### The exercise:
Reproduce the rows exactly, starting with their first line and ending with the line that contains "document-icon — [948, 446, 955, 453]", both of those lines included.

Listings of element locations
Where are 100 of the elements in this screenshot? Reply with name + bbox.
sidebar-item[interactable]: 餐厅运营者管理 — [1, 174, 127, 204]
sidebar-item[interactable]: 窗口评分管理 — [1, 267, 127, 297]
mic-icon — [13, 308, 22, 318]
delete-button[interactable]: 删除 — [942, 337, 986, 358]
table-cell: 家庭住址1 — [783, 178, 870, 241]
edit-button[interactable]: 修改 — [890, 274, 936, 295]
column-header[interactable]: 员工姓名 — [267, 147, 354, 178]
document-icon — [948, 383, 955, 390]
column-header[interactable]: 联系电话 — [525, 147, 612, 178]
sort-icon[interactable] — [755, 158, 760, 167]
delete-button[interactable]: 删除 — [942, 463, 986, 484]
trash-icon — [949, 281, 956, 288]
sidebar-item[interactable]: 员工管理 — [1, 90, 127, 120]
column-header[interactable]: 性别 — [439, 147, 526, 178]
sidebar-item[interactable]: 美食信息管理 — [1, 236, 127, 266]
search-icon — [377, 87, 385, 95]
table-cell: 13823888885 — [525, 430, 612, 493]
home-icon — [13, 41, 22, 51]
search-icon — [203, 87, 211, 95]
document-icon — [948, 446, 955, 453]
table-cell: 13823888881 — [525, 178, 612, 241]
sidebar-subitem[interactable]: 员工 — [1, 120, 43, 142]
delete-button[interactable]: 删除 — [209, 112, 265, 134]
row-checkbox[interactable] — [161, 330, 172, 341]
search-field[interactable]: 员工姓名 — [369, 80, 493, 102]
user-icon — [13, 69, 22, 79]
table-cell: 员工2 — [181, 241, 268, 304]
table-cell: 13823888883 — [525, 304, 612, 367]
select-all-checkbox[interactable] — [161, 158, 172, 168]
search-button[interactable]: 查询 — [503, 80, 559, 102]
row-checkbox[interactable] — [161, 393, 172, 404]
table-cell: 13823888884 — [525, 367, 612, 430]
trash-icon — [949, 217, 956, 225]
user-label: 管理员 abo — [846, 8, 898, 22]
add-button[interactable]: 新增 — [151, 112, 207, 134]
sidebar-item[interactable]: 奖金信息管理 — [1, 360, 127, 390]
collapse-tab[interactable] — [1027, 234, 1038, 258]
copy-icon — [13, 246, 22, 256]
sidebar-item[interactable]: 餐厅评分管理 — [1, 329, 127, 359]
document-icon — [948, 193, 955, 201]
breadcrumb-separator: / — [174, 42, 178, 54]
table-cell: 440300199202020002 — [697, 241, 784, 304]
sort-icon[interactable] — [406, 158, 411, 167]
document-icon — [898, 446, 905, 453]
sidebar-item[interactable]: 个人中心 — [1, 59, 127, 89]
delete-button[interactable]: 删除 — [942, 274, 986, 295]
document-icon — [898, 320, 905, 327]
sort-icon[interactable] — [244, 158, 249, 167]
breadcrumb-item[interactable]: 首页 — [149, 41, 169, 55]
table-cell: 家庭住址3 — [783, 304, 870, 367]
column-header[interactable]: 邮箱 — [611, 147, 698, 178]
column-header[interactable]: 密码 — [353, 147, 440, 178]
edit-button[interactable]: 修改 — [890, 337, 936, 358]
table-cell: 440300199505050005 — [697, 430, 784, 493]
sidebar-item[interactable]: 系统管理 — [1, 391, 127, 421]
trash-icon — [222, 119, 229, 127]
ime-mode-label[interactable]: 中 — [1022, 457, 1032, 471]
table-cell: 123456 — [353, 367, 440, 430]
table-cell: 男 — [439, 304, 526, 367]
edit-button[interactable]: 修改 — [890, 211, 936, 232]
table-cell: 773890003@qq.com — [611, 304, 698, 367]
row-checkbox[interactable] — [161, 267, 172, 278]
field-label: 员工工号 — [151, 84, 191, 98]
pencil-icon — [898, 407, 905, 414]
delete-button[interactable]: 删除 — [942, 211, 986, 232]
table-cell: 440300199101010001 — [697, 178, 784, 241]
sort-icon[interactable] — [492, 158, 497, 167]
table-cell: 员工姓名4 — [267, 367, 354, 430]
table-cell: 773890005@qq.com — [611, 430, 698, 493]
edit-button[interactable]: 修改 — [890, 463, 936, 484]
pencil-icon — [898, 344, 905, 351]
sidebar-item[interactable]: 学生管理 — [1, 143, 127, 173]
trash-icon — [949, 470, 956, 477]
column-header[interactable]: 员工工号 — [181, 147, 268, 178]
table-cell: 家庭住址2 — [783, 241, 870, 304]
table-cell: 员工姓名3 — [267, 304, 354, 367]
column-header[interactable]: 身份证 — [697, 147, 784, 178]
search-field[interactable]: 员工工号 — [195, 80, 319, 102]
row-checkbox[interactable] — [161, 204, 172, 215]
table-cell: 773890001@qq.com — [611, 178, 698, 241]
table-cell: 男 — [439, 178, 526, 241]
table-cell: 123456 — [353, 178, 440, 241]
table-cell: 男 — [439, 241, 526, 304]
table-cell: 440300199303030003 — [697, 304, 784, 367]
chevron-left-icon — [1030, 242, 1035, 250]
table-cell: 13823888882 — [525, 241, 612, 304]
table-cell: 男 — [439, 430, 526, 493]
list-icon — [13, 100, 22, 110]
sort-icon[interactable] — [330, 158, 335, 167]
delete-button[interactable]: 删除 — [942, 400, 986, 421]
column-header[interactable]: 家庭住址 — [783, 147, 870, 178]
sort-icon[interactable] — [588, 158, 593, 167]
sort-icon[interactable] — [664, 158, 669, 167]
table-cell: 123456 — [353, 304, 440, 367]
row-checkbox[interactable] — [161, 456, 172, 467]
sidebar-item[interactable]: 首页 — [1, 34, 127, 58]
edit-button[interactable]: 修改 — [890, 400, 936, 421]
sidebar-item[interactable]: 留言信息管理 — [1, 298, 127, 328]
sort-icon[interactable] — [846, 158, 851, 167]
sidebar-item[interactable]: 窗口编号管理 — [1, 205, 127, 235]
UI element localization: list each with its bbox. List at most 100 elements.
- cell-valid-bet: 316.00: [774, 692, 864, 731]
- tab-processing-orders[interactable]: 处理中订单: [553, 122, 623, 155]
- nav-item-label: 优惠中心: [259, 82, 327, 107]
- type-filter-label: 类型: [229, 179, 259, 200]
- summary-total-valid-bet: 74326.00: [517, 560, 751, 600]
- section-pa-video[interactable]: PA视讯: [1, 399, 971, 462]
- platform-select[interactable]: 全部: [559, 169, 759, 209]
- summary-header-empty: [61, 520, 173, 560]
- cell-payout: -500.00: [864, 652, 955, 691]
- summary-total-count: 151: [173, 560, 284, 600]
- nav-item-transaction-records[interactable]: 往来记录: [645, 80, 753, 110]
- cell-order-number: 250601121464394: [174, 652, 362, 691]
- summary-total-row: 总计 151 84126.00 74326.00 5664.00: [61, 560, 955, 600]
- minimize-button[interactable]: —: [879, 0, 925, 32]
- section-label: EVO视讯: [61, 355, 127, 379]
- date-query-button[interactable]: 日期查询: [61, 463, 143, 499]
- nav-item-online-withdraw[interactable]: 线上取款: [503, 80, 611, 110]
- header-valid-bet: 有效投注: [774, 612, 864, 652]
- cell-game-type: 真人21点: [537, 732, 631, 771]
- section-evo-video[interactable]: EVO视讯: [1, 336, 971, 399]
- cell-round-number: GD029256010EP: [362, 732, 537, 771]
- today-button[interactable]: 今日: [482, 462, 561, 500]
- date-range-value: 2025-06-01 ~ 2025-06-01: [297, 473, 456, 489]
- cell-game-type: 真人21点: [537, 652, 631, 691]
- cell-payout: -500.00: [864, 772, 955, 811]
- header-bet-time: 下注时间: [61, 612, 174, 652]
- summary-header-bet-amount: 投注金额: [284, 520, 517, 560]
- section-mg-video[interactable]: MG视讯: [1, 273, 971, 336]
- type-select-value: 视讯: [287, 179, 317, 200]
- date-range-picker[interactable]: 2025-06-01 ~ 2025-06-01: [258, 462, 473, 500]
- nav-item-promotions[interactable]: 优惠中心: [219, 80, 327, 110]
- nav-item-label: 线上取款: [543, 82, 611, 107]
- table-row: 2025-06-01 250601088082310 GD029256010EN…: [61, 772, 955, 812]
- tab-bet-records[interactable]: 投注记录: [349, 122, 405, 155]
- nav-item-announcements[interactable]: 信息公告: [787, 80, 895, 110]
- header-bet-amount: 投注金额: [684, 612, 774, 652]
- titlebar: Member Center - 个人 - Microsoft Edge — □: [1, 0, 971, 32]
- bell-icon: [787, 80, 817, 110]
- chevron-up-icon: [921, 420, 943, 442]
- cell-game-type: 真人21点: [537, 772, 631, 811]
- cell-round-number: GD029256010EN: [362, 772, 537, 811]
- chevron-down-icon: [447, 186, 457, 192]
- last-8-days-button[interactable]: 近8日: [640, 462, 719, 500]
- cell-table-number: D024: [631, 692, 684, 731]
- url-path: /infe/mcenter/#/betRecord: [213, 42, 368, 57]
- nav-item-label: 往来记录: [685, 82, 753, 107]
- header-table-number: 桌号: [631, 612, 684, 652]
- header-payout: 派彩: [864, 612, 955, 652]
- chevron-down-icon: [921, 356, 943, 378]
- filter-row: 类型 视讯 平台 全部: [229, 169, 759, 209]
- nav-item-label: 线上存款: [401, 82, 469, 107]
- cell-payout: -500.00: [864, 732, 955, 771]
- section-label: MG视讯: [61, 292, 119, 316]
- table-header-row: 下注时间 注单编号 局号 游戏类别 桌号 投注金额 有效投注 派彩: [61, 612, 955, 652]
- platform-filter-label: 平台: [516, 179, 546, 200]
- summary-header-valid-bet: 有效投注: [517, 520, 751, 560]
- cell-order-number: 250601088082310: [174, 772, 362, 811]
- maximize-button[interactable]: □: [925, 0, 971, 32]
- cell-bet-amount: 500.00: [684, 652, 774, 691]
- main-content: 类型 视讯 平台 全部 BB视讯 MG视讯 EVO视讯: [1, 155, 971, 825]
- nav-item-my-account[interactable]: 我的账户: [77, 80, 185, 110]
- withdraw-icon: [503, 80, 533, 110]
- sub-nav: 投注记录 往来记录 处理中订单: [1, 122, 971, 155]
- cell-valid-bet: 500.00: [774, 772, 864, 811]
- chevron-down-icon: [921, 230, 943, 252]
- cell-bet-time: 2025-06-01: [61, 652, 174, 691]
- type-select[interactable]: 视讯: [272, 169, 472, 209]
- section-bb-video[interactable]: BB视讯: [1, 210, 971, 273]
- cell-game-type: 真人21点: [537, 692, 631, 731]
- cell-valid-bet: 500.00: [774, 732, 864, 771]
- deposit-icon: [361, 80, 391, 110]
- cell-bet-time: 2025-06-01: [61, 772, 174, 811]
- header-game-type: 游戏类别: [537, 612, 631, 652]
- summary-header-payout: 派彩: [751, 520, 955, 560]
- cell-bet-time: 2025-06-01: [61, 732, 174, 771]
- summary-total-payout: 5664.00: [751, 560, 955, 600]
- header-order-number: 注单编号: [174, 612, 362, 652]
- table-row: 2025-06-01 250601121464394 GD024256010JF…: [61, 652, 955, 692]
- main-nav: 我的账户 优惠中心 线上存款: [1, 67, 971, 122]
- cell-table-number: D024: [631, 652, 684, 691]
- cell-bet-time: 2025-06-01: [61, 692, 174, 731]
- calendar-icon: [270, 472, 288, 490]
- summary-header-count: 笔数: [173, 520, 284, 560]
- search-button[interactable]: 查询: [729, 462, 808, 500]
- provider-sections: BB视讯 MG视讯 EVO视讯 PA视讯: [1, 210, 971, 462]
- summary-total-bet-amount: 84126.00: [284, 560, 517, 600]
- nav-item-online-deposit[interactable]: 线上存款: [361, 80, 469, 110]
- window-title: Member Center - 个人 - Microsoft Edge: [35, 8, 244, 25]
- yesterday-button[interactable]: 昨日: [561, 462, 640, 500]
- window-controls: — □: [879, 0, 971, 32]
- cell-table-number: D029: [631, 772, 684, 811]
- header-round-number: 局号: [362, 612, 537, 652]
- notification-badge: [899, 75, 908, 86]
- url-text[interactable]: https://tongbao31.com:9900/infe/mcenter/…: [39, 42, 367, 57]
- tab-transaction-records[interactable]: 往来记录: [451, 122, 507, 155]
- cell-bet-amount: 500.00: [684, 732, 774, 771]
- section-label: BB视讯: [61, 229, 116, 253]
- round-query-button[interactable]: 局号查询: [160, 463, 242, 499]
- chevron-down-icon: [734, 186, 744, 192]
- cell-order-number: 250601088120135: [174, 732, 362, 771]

### Output for this task:
Where are 100 of the elements in this screenshot? Reply with name + bbox.
sidebar-item[interactable]: 餐厅运营者管理 — [1, 174, 127, 204]
sidebar-item[interactable]: 窗口评分管理 — [1, 267, 127, 297]
mic-icon — [13, 308, 22, 318]
delete-button[interactable]: 删除 — [942, 337, 986, 358]
table-cell: 家庭住址1 — [783, 178, 870, 241]
edit-button[interactable]: 修改 — [890, 274, 936, 295]
column-header[interactable]: 员工姓名 — [267, 147, 354, 178]
document-icon — [948, 383, 955, 390]
column-header[interactable]: 联系电话 — [525, 147, 612, 178]
sort-icon[interactable] — [755, 158, 760, 167]
delete-button[interactable]: 删除 — [942, 463, 986, 484]
trash-icon — [949, 281, 956, 288]
sidebar-item[interactable]: 员工管理 — [1, 90, 127, 120]
column-header[interactable]: 性别 — [439, 147, 526, 178]
sidebar-item[interactable]: 美食信息管理 — [1, 236, 127, 266]
search-icon — [377, 87, 385, 95]
table-cell: 13823888885 — [525, 430, 612, 493]
home-icon — [13, 41, 22, 51]
search-icon — [203, 87, 211, 95]
document-icon — [948, 446, 955, 453]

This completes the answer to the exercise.